▸ DATASET

BEGIN

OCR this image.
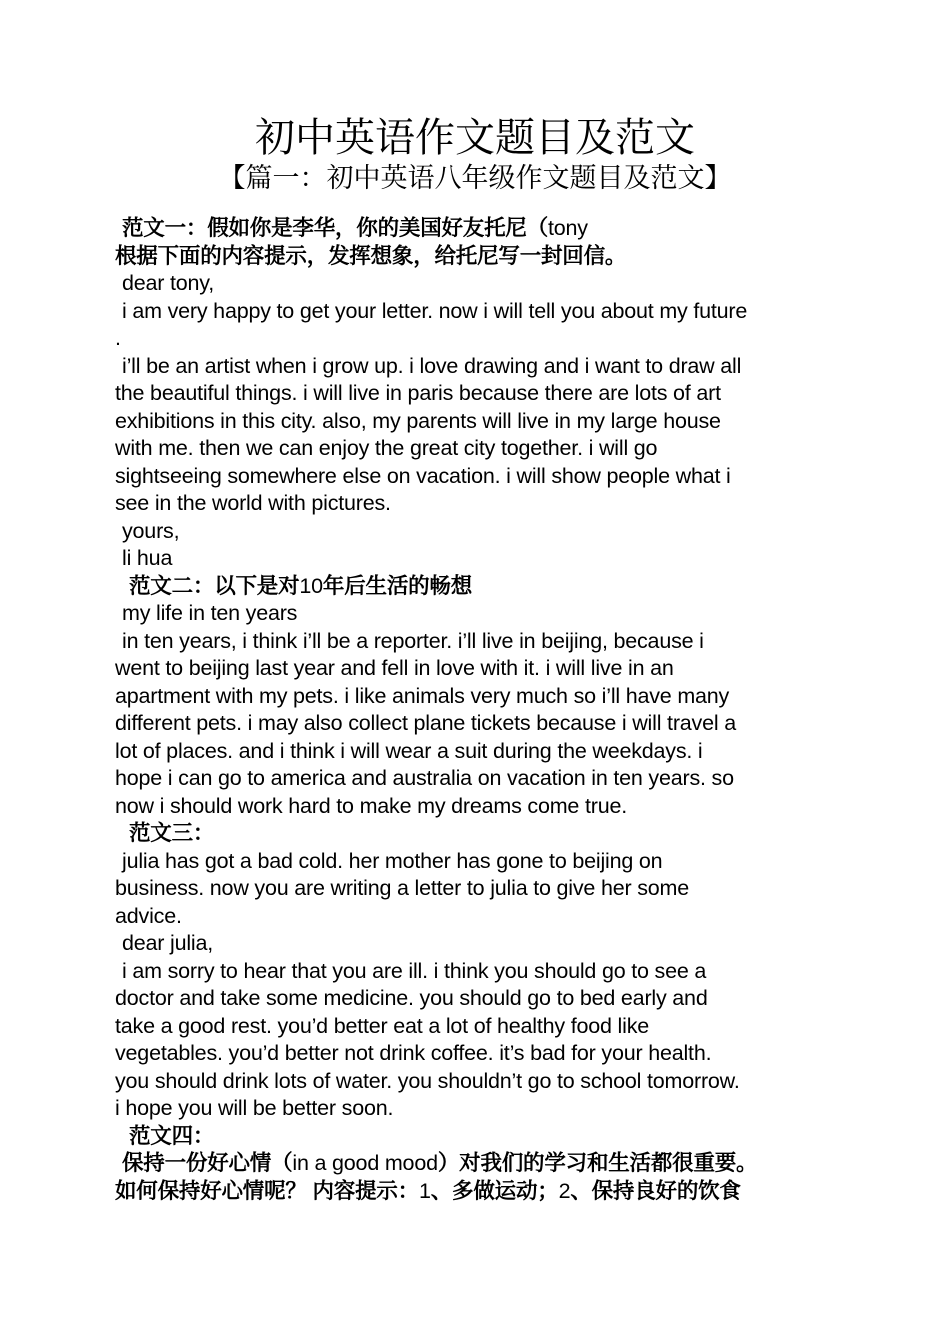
初中英语作文题目及范文
【篇一：初中英语八年级作文题目及范文】

范文一：假如你是李华，你的美国好友托尼（tony

根据下面的内容提示，发挥想象，给托尼写一封回信。

dear tony,

i am very happy to get your letter. now i will tell you about my future

.

i’ll be an artist when i grow up. i love drawing and i want to draw all

the beautiful things. i will live in paris because there are lots of art

exhibitions in this city. also, my parents will live in my large house

with me. then we can enjoy the great city together. i will go

sightseeing somewhere else on vacation. i will show people what i

see in the world with pictures.

yours,

li hua

范文二：以下是对10年后生活的畅想

my life in ten years

in ten years, i think i’ll be a reporter. i’ll live in beijing, because i

went to beijing last year and fell in love with it. i will live in an

apartment with my pets. i like animals very much so i’ll have many

different pets. i may also collect plane tickets because i will travel a

lot of places. and i think i will wear a suit during the weekdays. i

hope i can go to america and australia on vacation in ten years. so

now i should work hard to make my dreams come true.

范文三：

julia has got a bad cold. her mother has gone to beijing on

business. now you are writing a letter to julia to give her some

advice.

dear julia,

i am sorry to hear that you are ill. i think you should go to see a

doctor and take some medicine. you should go to bed early and

take a good rest. you’d better eat a lot of healthy food like

vegetables. you’d better not drink coffee. it’s bad for your health.

you should drink lots of water. you shouldn’t go to school tomorrow.

i hope you will be better soon.

范文四：

保持一份好心情（in a good mood）对我们的学习和生活都很重要。

如何保持好心情呢？ 内容提示：1、多做运动；2、保持良好的饮食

END

▸ EXERCISE BRIEF
Quote every record above exactly, omitting any pictures they contain.

▸ THE REPLY
OCR this image.
初中英语作文题目及范文
【篇一：初中英语八年级作文题目及范文】

范文一：假如你是李华，你的美国好友托尼（tony

根据下面的内容提示，发挥想象，给托尼写一封回信。

dear tony,

i am very happy to get your letter. now i will tell you about my future

.

i’ll be an artist when i grow up. i love drawing and i want to draw all

the beautiful things. i will live in paris because there are lots of art

exhibitions in this city. also, my parents will live in my large house

with me. then we can enjoy the great city together. i will go

sightseeing somewhere else on vacation. i will show people what i

see in the world with pictures.

yours,

li hua

范文二：以下是对10年后生活的畅想

my life in ten years

in ten years, i think i’ll be a reporter. i’ll live in beijing, because i

went to beijing last year and fell in love with it. i will live in an

apartment with my pets. i like animals very much so i’ll have many

different pets. i may also collect plane tickets because i will travel a

lot of places. and i think i will wear a suit during the weekdays. i

hope i can go to america and australia on vacation in ten years. so

now i should work hard to make my dreams come true.

范文三：

julia has got a bad cold. her mother has gone to beijing on

business. now you are writing a letter to julia to give her some

advice.

dear julia,

i am sorry to hear that you are ill. i think you should go to see a

doctor and take some medicine. you should go to bed early and

take a good rest. you’d better eat a lot of healthy food like

vegetables. you’d better not drink coffee. it’s bad for your health.

you should drink lots of water. you shouldn’t go to school tomorrow.

i hope you will be better soon.

范文四：

保持一份好心情（in a good mood）对我们的学习和生活都很重要。

如何保持好心情呢？ 内容提示：1、多做运动；2、保持良好的饮食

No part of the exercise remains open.